**WORK REQUIRED**.
Find the string "views" in the records. Copy every line it appears in.

Data extracted from a collection
☆ ☆ ☆ ☆ ☆ ☆ ☆

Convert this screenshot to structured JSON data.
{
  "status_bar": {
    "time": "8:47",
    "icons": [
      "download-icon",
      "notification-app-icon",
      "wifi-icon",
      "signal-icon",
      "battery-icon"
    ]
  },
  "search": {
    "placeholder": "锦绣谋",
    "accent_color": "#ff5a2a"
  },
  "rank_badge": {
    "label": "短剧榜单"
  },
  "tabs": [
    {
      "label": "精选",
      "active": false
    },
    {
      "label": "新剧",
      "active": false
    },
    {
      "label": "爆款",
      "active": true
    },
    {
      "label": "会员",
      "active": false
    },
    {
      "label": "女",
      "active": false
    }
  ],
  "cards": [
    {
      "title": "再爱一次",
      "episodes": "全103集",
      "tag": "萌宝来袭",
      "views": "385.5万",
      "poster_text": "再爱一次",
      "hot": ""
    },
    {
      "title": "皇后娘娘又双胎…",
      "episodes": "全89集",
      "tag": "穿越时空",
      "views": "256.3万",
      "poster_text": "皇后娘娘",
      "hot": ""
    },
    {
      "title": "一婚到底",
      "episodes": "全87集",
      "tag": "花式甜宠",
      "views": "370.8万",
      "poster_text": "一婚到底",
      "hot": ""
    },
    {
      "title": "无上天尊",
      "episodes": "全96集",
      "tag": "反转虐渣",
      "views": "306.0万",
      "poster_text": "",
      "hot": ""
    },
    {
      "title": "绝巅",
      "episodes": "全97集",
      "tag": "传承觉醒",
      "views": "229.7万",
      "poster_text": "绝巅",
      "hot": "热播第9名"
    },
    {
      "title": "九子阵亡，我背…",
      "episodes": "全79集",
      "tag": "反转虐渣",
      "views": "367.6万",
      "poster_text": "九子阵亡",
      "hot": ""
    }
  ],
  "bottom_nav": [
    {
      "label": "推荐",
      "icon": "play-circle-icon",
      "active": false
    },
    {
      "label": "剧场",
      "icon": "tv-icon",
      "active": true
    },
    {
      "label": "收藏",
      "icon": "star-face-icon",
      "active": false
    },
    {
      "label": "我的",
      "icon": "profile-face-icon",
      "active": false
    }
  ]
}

☆ ☆ ☆ ☆ ☆ ☆ ☆

**EXPECTED ANSWER**.
      "views": "385.5万",
      "views": "256.3万",
      "views": "370.8万",
      "views": "306.0万",
      "views": "229.7万",
      "views": "367.6万",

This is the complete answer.